Supplied material -

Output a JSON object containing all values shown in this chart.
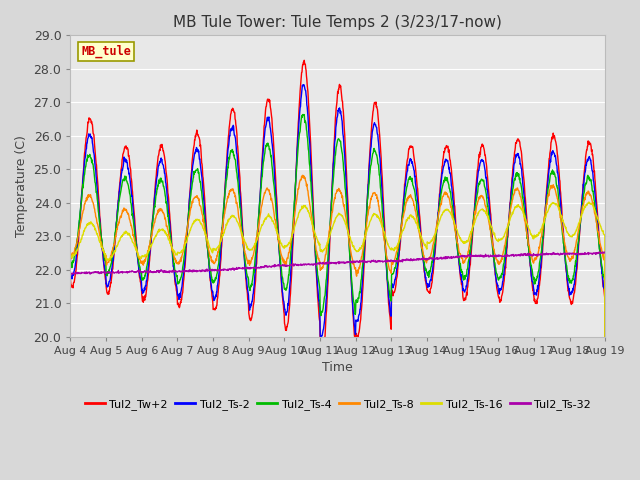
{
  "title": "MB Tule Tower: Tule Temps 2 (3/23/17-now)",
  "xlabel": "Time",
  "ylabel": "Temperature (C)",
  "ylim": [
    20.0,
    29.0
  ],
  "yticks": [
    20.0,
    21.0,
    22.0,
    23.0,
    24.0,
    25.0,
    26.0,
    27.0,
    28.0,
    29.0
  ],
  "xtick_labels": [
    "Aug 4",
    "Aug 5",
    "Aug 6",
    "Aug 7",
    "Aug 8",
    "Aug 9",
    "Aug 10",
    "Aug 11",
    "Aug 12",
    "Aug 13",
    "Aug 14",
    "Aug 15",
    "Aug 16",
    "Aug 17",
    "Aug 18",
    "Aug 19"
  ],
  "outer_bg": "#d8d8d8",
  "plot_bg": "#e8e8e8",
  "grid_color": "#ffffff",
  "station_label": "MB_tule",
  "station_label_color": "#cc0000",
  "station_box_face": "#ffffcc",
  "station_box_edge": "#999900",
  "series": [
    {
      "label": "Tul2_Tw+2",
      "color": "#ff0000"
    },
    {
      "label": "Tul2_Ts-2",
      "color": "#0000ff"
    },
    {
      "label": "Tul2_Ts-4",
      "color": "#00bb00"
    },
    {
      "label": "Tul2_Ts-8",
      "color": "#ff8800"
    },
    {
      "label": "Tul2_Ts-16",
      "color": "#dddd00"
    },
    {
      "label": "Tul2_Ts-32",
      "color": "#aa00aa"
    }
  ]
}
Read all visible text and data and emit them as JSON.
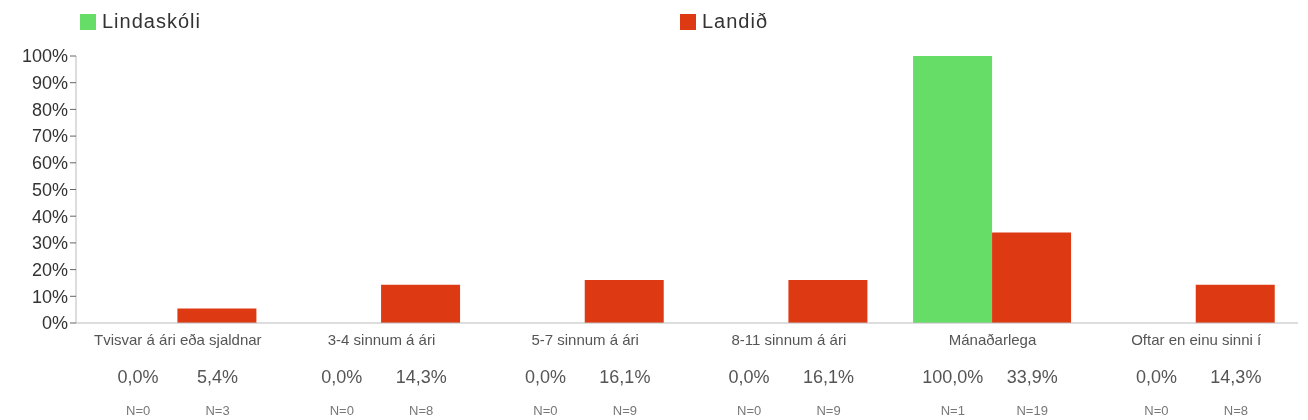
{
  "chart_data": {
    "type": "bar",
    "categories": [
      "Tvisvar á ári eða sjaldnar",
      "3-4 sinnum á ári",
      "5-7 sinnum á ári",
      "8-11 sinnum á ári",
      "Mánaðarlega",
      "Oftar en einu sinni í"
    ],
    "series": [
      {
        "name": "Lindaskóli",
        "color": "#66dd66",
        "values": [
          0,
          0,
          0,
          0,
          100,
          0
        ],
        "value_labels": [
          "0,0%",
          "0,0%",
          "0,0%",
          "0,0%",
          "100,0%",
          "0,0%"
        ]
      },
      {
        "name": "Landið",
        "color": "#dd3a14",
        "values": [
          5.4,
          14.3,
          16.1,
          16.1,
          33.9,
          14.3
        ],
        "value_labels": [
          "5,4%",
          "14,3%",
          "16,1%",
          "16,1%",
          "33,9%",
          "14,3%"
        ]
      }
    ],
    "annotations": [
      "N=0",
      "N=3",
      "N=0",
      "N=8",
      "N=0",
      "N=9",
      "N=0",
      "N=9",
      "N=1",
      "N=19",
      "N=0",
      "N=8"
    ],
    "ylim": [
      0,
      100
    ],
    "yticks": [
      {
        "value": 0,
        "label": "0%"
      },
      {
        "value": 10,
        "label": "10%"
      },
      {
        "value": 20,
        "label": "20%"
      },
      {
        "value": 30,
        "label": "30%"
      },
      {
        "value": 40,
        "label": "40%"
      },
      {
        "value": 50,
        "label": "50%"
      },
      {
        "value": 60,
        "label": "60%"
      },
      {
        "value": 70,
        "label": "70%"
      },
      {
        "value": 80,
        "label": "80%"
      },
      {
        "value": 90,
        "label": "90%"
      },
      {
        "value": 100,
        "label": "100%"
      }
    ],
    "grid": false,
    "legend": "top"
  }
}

Problem to solve - Each record above is to be restated exactly, with its pictures removed from the copy.

Solved problem -
Output a JSON object containing all values shown in this chart.
{
  "title": "MB Tule Tower: Tule Temps 2 (3/23/17-now)",
  "xlabel": "Time",
  "ylabel": "Temperature (C)",
  "ylim": [
    20.0,
    29.0
  ],
  "yticks": [
    20.0,
    21.0,
    22.0,
    23.0,
    24.0,
    25.0,
    26.0,
    27.0,
    28.0,
    29.0
  ],
  "xtick_labels": [
    "Aug 4",
    "Aug 5",
    "Aug 6",
    "Aug 7",
    "Aug 8",
    "Aug 9",
    "Aug 10",
    "Aug 11",
    "Aug 12",
    "Aug 13",
    "Aug 14",
    "Aug 15",
    "Aug 16",
    "Aug 17",
    "Aug 18",
    "Aug 19"
  ],
  "outer_bg": "#d8d8d8",
  "plot_bg": "#e8e8e8",
  "grid_color": "#ffffff",
  "station_label": "MB_tule",
  "station_label_color": "#cc0000",
  "station_box_face": "#ffffcc",
  "station_box_edge": "#999900",
  "series": [
    {
      "label": "Tul2_Tw+2",
      "color": "#ff0000"
    },
    {
      "label": "Tul2_Ts-2",
      "color": "#0000ff"
    },
    {
      "label": "Tul2_Ts-4",
      "color": "#00bb00"
    },
    {
      "label": "Tul2_Ts-8",
      "color": "#ff8800"
    },
    {
      "label": "Tul2_Ts-16",
      "color": "#dddd00"
    },
    {
      "label": "Tul2_Ts-32",
      "color": "#aa00aa"
    }
  ]
}
Read all visible text and data and emit them as JSON.
{
  "chart_data": {
    "type": "bar",
    "categories": [
      "Tvisvar á ári eða sjaldnar",
      "3-4 sinnum á ári",
      "5-7 sinnum á ári",
      "8-11 sinnum á ári",
      "Mánaðarlega",
      "Oftar en einu sinni í"
    ],
    "series": [
      {
        "name": "Lindaskóli",
        "color": "#66dd66",
        "values": [
          0,
          0,
          0,
          0,
          100,
          0
        ],
        "value_labels": [
          "0,0%",
          "0,0%",
          "0,0%",
          "0,0%",
          "100,0%",
          "0,0%"
        ]
      },
      {
        "name": "Landið",
        "color": "#dd3a14",
        "values": [
          5.4,
          14.3,
          16.1,
          16.1,
          33.9,
          14.3
        ],
        "value_labels": [
          "5,4%",
          "14,3%",
          "16,1%",
          "16,1%",
          "33,9%",
          "14,3%"
        ]
      }
    ],
    "annotations": [
      "N=0",
      "N=3",
      "N=0",
      "N=8",
      "N=0",
      "N=9",
      "N=0",
      "N=9",
      "N=1",
      "N=19",
      "N=0",
      "N=8"
    ],
    "ylim": [
      0,
      100
    ],
    "yticks": [
      {
        "value": 0,
        "label": "0%"
      },
      {
        "value": 10,
        "label": "10%"
      },
      {
        "value": 20,
        "label": "20%"
      },
      {
        "value": 30,
        "label": "30%"
      },
      {
        "value": 40,
        "label": "40%"
      },
      {
        "value": 50,
        "label": "50%"
      },
      {
        "value": 60,
        "label": "60%"
      },
      {
        "value": 70,
        "label": "70%"
      },
      {
        "value": 80,
        "label": "80%"
      },
      {
        "value": 90,
        "label": "90%"
      },
      {
        "value": 100,
        "label": "100%"
      }
    ],
    "grid": false,
    "legend": "top"
  }
}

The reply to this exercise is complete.